▶ [What you will do]
Pictures aside, quote the whole listing exactly.
* begin Task input *
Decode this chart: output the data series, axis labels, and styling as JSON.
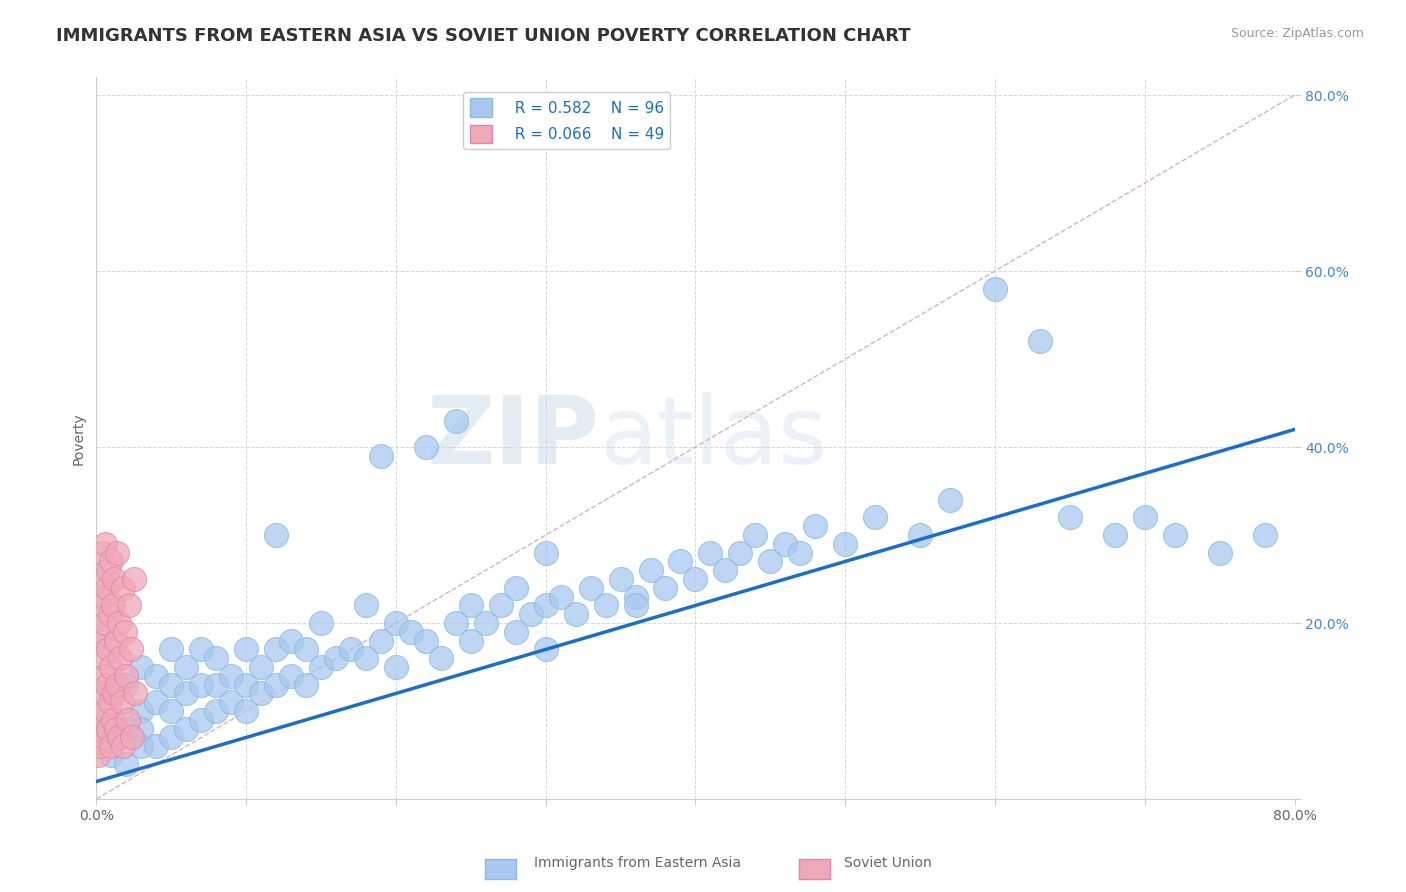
{
  "title": "IMMIGRANTS FROM EASTERN ASIA VS SOVIET UNION POVERTY CORRELATION CHART",
  "source_text": "Source: ZipAtlas.com",
  "ylabel": "Poverty",
  "xlim": [
    0.0,
    0.8
  ],
  "ylim": [
    0.0,
    0.82
  ],
  "xticklabels": [
    "0.0%",
    "",
    "",
    "",
    "",
    "",
    "",
    "",
    "80.0%"
  ],
  "yticklabels": [
    "",
    "20.0%",
    "40.0%",
    "60.0%",
    "80.0%"
  ],
  "legend_r1": "R = 0.582",
  "legend_n1": "N = 96",
  "legend_r2": "R = 0.066",
  "legend_n2": "N = 49",
  "color_eastern_asia": "#a8c8f0",
  "color_soviet": "#f0a8b8",
  "color_regression_line": "#1a6fcc",
  "color_diagonal": "#d8a8b8",
  "watermark_zip": "ZIP",
  "watermark_atlas": "atlas",
  "background_color": "#ffffff",
  "grid_color": "#d0d8e8",
  "title_fontsize": 13,
  "axis_label_fontsize": 10,
  "tick_fontsize": 10,
  "legend_fontsize": 11,
  "eastern_asia_x": [
    0.01,
    0.01,
    0.02,
    0.02,
    0.02,
    0.03,
    0.03,
    0.03,
    0.03,
    0.04,
    0.04,
    0.04,
    0.05,
    0.05,
    0.05,
    0.05,
    0.06,
    0.06,
    0.06,
    0.07,
    0.07,
    0.07,
    0.08,
    0.08,
    0.08,
    0.09,
    0.09,
    0.1,
    0.1,
    0.1,
    0.11,
    0.11,
    0.12,
    0.12,
    0.13,
    0.13,
    0.14,
    0.14,
    0.15,
    0.15,
    0.16,
    0.17,
    0.18,
    0.18,
    0.19,
    0.2,
    0.2,
    0.21,
    0.22,
    0.23,
    0.24,
    0.25,
    0.25,
    0.26,
    0.27,
    0.28,
    0.28,
    0.29,
    0.3,
    0.3,
    0.31,
    0.32,
    0.33,
    0.34,
    0.35,
    0.36,
    0.37,
    0.38,
    0.39,
    0.4,
    0.41,
    0.42,
    0.43,
    0.44,
    0.45,
    0.46,
    0.47,
    0.48,
    0.5,
    0.52,
    0.55,
    0.57,
    0.6,
    0.63,
    0.65,
    0.68,
    0.7,
    0.72,
    0.75,
    0.78,
    0.22,
    0.24,
    0.3,
    0.36,
    0.19,
    0.12
  ],
  "eastern_asia_y": [
    0.05,
    0.12,
    0.04,
    0.08,
    0.13,
    0.06,
    0.1,
    0.15,
    0.08,
    0.06,
    0.11,
    0.14,
    0.07,
    0.1,
    0.13,
    0.17,
    0.08,
    0.12,
    0.15,
    0.09,
    0.13,
    0.17,
    0.1,
    0.13,
    0.16,
    0.11,
    0.14,
    0.1,
    0.13,
    0.17,
    0.12,
    0.15,
    0.13,
    0.17,
    0.14,
    0.18,
    0.13,
    0.17,
    0.15,
    0.2,
    0.16,
    0.17,
    0.16,
    0.22,
    0.18,
    0.15,
    0.2,
    0.19,
    0.18,
    0.16,
    0.2,
    0.18,
    0.22,
    0.2,
    0.22,
    0.19,
    0.24,
    0.21,
    0.22,
    0.17,
    0.23,
    0.21,
    0.24,
    0.22,
    0.25,
    0.23,
    0.26,
    0.24,
    0.27,
    0.25,
    0.28,
    0.26,
    0.28,
    0.3,
    0.27,
    0.29,
    0.28,
    0.31,
    0.29,
    0.32,
    0.3,
    0.34,
    0.58,
    0.52,
    0.32,
    0.3,
    0.32,
    0.3,
    0.28,
    0.3,
    0.4,
    0.43,
    0.28,
    0.22,
    0.39,
    0.3
  ],
  "soviet_x": [
    0.001,
    0.001,
    0.002,
    0.002,
    0.002,
    0.003,
    0.003,
    0.003,
    0.004,
    0.004,
    0.004,
    0.005,
    0.005,
    0.005,
    0.006,
    0.006,
    0.006,
    0.007,
    0.007,
    0.008,
    0.008,
    0.008,
    0.009,
    0.009,
    0.01,
    0.01,
    0.01,
    0.011,
    0.011,
    0.012,
    0.012,
    0.013,
    0.013,
    0.014,
    0.014,
    0.015,
    0.015,
    0.016,
    0.017,
    0.018,
    0.018,
    0.019,
    0.02,
    0.021,
    0.022,
    0.023,
    0.024,
    0.025,
    0.026
  ],
  "soviet_y": [
    0.05,
    0.18,
    0.08,
    0.22,
    0.12,
    0.06,
    0.16,
    0.25,
    0.09,
    0.19,
    0.28,
    0.07,
    0.14,
    0.23,
    0.1,
    0.2,
    0.29,
    0.13,
    0.24,
    0.08,
    0.17,
    0.26,
    0.11,
    0.21,
    0.06,
    0.15,
    0.27,
    0.09,
    0.22,
    0.12,
    0.25,
    0.08,
    0.18,
    0.13,
    0.28,
    0.07,
    0.2,
    0.16,
    0.11,
    0.24,
    0.06,
    0.19,
    0.14,
    0.09,
    0.22,
    0.17,
    0.07,
    0.25,
    0.12
  ],
  "regression_y_start": 0.02,
  "regression_y_end": 0.42
}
* end Task input *
▶ [Task solution]
Decode this chart: output the data series, axis labels, and styling as JSON.
{
  "title": "IMMIGRANTS FROM EASTERN ASIA VS SOVIET UNION POVERTY CORRELATION CHART",
  "source_text": "Source: ZipAtlas.com",
  "ylabel": "Poverty",
  "xlim": [
    0.0,
    0.8
  ],
  "ylim": [
    0.0,
    0.82
  ],
  "xticklabels": [
    "0.0%",
    "",
    "",
    "",
    "",
    "",
    "",
    "",
    "80.0%"
  ],
  "yticklabels": [
    "",
    "20.0%",
    "40.0%",
    "60.0%",
    "80.0%"
  ],
  "legend_r1": "R = 0.582",
  "legend_n1": "N = 96",
  "legend_r2": "R = 0.066",
  "legend_n2": "N = 49",
  "color_eastern_asia": "#a8c8f0",
  "color_soviet": "#f0a8b8",
  "color_regression_line": "#1a6fcc",
  "color_diagonal": "#d8a8b8",
  "watermark_zip": "ZIP",
  "watermark_atlas": "atlas",
  "background_color": "#ffffff",
  "grid_color": "#d0d8e8",
  "title_fontsize": 13,
  "axis_label_fontsize": 10,
  "tick_fontsize": 10,
  "legend_fontsize": 11,
  "eastern_asia_x": [
    0.01,
    0.01,
    0.02,
    0.02,
    0.02,
    0.03,
    0.03,
    0.03,
    0.03,
    0.04,
    0.04,
    0.04,
    0.05,
    0.05,
    0.05,
    0.05,
    0.06,
    0.06,
    0.06,
    0.07,
    0.07,
    0.07,
    0.08,
    0.08,
    0.08,
    0.09,
    0.09,
    0.1,
    0.1,
    0.1,
    0.11,
    0.11,
    0.12,
    0.12,
    0.13,
    0.13,
    0.14,
    0.14,
    0.15,
    0.15,
    0.16,
    0.17,
    0.18,
    0.18,
    0.19,
    0.2,
    0.2,
    0.21,
    0.22,
    0.23,
    0.24,
    0.25,
    0.25,
    0.26,
    0.27,
    0.28,
    0.28,
    0.29,
    0.3,
    0.3,
    0.31,
    0.32,
    0.33,
    0.34,
    0.35,
    0.36,
    0.37,
    0.38,
    0.39,
    0.4,
    0.41,
    0.42,
    0.43,
    0.44,
    0.45,
    0.46,
    0.47,
    0.48,
    0.5,
    0.52,
    0.55,
    0.57,
    0.6,
    0.63,
    0.65,
    0.68,
    0.7,
    0.72,
    0.75,
    0.78,
    0.22,
    0.24,
    0.3,
    0.36,
    0.19,
    0.12
  ],
  "eastern_asia_y": [
    0.05,
    0.12,
    0.04,
    0.08,
    0.13,
    0.06,
    0.1,
    0.15,
    0.08,
    0.06,
    0.11,
    0.14,
    0.07,
    0.1,
    0.13,
    0.17,
    0.08,
    0.12,
    0.15,
    0.09,
    0.13,
    0.17,
    0.1,
    0.13,
    0.16,
    0.11,
    0.14,
    0.1,
    0.13,
    0.17,
    0.12,
    0.15,
    0.13,
    0.17,
    0.14,
    0.18,
    0.13,
    0.17,
    0.15,
    0.2,
    0.16,
    0.17,
    0.16,
    0.22,
    0.18,
    0.15,
    0.2,
    0.19,
    0.18,
    0.16,
    0.2,
    0.18,
    0.22,
    0.2,
    0.22,
    0.19,
    0.24,
    0.21,
    0.22,
    0.17,
    0.23,
    0.21,
    0.24,
    0.22,
    0.25,
    0.23,
    0.26,
    0.24,
    0.27,
    0.25,
    0.28,
    0.26,
    0.28,
    0.3,
    0.27,
    0.29,
    0.28,
    0.31,
    0.29,
    0.32,
    0.3,
    0.34,
    0.58,
    0.52,
    0.32,
    0.3,
    0.32,
    0.3,
    0.28,
    0.3,
    0.4,
    0.43,
    0.28,
    0.22,
    0.39,
    0.3
  ],
  "soviet_x": [
    0.001,
    0.001,
    0.002,
    0.002,
    0.002,
    0.003,
    0.003,
    0.003,
    0.004,
    0.004,
    0.004,
    0.005,
    0.005,
    0.005,
    0.006,
    0.006,
    0.006,
    0.007,
    0.007,
    0.008,
    0.008,
    0.008,
    0.009,
    0.009,
    0.01,
    0.01,
    0.01,
    0.011,
    0.011,
    0.012,
    0.012,
    0.013,
    0.013,
    0.014,
    0.014,
    0.015,
    0.015,
    0.016,
    0.017,
    0.018,
    0.018,
    0.019,
    0.02,
    0.021,
    0.022,
    0.023,
    0.024,
    0.025,
    0.026
  ],
  "soviet_y": [
    0.05,
    0.18,
    0.08,
    0.22,
    0.12,
    0.06,
    0.16,
    0.25,
    0.09,
    0.19,
    0.28,
    0.07,
    0.14,
    0.23,
    0.1,
    0.2,
    0.29,
    0.13,
    0.24,
    0.08,
    0.17,
    0.26,
    0.11,
    0.21,
    0.06,
    0.15,
    0.27,
    0.09,
    0.22,
    0.12,
    0.25,
    0.08,
    0.18,
    0.13,
    0.28,
    0.07,
    0.2,
    0.16,
    0.11,
    0.24,
    0.06,
    0.19,
    0.14,
    0.09,
    0.22,
    0.17,
    0.07,
    0.25,
    0.12
  ],
  "regression_y_start": 0.02,
  "regression_y_end": 0.42
}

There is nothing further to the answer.